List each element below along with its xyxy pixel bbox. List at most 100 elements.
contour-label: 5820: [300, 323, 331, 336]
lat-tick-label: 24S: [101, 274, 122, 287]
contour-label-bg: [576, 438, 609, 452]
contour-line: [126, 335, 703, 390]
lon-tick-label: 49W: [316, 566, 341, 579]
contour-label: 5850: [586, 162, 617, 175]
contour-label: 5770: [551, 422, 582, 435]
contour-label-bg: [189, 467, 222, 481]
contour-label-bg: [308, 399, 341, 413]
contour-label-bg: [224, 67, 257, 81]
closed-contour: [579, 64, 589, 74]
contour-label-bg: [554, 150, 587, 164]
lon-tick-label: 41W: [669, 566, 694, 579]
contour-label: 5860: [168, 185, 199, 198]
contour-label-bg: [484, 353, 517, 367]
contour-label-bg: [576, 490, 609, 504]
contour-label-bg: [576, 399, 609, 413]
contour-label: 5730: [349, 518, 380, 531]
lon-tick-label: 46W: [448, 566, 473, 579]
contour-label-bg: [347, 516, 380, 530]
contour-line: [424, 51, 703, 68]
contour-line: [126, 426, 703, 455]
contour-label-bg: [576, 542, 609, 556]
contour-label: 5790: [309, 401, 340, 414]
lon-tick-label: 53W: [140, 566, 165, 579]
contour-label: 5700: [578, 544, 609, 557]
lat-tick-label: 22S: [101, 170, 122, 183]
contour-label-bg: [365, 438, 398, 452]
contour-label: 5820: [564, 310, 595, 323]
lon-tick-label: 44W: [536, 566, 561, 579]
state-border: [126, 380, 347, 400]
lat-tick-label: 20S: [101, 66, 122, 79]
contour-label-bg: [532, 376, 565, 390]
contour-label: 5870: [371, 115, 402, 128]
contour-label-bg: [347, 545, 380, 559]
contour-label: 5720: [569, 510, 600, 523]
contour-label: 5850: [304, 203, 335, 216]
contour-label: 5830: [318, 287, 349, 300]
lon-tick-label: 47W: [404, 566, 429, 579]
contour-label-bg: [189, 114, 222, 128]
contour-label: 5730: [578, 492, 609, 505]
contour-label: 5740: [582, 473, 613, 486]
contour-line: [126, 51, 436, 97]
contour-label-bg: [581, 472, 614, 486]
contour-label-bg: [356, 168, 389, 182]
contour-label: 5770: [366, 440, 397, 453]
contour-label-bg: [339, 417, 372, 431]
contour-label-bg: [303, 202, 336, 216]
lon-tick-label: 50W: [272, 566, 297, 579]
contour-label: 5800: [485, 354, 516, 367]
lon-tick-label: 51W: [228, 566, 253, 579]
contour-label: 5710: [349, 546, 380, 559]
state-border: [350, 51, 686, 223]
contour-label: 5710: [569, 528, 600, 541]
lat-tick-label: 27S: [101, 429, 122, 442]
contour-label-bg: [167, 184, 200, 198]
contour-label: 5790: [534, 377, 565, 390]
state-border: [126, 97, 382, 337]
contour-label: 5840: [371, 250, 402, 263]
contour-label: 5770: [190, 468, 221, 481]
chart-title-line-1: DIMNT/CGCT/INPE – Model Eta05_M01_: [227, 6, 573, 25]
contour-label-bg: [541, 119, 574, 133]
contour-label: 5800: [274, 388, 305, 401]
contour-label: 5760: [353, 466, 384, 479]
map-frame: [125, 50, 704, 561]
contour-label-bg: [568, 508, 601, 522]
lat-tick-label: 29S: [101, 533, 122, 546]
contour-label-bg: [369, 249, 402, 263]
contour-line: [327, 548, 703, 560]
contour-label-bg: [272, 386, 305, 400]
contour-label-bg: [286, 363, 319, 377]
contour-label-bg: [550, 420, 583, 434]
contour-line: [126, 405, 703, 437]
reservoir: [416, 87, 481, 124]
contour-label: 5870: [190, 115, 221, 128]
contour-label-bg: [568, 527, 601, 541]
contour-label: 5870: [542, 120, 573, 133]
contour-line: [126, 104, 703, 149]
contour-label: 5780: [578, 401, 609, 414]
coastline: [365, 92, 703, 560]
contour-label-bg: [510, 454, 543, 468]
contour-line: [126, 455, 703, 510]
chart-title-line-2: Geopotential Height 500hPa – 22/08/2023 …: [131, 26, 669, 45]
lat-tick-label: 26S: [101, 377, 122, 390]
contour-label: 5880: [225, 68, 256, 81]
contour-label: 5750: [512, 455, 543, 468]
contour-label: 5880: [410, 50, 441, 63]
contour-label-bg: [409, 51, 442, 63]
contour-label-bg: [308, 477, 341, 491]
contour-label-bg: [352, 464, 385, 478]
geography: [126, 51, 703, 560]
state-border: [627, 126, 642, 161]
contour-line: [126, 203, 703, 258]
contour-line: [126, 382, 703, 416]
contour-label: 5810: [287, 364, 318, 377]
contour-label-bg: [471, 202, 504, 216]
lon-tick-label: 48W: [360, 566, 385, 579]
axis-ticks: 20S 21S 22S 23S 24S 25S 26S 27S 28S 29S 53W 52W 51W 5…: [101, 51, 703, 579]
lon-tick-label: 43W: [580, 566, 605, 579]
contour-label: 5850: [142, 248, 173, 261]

+ + + + + + +

#### SET TASK
Can you rewrite everything from the start of the records down to the line containing "contour-label-bg: [554, 150, 587, 164]", both ends included, as a numbered list with blank lines left out?

#### COMPLETE ANSWER
1. List each element below along with its xyxy pixel bbox. List at most 100 elements.
2. contour-label: 5820: [300, 323, 331, 336]
3. lat-tick-label: 24S: [101, 274, 122, 287]
4. contour-label-bg: [576, 438, 609, 452]
5. contour-line: [126, 335, 703, 390]
6. lon-tick-label: 49W: [316, 566, 341, 579]
7. contour-label: 5850: [586, 162, 617, 175]
8. contour-label: 5770: [551, 422, 582, 435]
9. contour-label-bg: [189, 467, 222, 481]
10. contour-label-bg: [308, 399, 341, 413]
11. contour-label-bg: [224, 67, 257, 81]
12. closed-contour: [579, 64, 589, 74]
13. contour-label-bg: [554, 150, 587, 164]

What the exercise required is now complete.